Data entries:
— Begin —

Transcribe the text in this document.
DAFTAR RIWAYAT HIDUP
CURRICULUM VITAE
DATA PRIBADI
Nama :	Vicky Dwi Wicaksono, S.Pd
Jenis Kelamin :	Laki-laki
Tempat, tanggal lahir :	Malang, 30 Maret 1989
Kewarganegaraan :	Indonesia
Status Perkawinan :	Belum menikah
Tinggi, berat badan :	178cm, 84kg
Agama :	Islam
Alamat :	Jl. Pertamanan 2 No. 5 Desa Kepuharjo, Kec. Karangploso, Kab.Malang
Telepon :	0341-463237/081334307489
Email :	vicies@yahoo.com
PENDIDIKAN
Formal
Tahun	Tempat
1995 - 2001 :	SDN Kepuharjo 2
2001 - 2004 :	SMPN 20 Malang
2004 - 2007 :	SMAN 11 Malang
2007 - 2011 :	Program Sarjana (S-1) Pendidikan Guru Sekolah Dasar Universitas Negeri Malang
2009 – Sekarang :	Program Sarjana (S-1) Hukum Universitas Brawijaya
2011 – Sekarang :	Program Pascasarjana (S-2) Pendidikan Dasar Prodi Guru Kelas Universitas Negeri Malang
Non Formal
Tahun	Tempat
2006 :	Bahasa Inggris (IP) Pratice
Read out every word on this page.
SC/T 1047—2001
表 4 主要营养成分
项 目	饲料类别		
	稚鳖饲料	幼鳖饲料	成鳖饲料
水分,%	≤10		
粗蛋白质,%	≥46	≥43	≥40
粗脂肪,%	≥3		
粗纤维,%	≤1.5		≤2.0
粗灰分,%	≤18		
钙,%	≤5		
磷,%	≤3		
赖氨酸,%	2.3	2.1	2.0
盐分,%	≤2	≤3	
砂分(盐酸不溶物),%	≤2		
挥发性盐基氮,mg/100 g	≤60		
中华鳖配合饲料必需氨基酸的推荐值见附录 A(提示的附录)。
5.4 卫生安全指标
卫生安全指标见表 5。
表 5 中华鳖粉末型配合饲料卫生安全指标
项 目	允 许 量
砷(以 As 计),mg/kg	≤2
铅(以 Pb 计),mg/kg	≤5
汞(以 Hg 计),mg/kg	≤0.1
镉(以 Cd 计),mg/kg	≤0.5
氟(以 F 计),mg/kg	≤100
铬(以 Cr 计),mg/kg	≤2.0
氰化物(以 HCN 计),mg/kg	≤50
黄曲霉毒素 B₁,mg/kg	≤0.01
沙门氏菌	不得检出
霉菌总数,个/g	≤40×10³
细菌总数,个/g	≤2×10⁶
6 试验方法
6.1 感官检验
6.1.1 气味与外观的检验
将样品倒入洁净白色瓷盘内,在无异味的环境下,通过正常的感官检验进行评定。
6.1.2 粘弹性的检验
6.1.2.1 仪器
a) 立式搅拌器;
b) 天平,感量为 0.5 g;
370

— End —

**Given exercise:** Set down, word for word, every line from the line that holds "Read out every word on this page." to the end of the entries above, including both ends.

**Correct result:**
Read out every word on this page.
SC/T 1047—2001
表 4 主要营养成分
项 目	饲料类别		
	稚鳖饲料	幼鳖饲料	成鳖饲料
水分,%	≤10		
粗蛋白质,%	≥46	≥43	≥40
粗脂肪,%	≥3		
粗纤维,%	≤1.5		≤2.0
粗灰分,%	≤18		
钙,%	≤5		
磷,%	≤3		
赖氨酸,%	2.3	2.1	2.0
盐分,%	≤2	≤3	
砂分(盐酸不溶物),%	≤2		
挥发性盐基氮,mg/100 g	≤60		
中华鳖配合饲料必需氨基酸的推荐值见附录 A(提示的附录)。
5.4 卫生安全指标
卫生安全指标见表 5。
表 5 中华鳖粉末型配合饲料卫生安全指标
项 目	允 许 量
砷(以 As 计),mg/kg	≤2
铅(以 Pb 计),mg/kg	≤5
汞(以 Hg 计),mg/kg	≤0.1
镉(以 Cd 计),mg/kg	≤0.5
氟(以 F 计),mg/kg	≤100
铬(以 Cr 计),mg/kg	≤2.0
氰化物(以 HCN 计),mg/kg	≤50
黄曲霉毒素 B₁,mg/kg	≤0.01
沙门氏菌	不得检出
霉菌总数,个/g	≤40×10³
细菌总数,个/g	≤2×10⁶
6 试验方法
6.1 感官检验
6.1.1 气味与外观的检验
将样品倒入洁净白色瓷盘内,在无异味的环境下,通过正常的感官检验进行评定。
6.1.2 粘弹性的检验
6.1.2.1 仪器
a) 立式搅拌器;
b) 天平,感量为 0.5 g;
370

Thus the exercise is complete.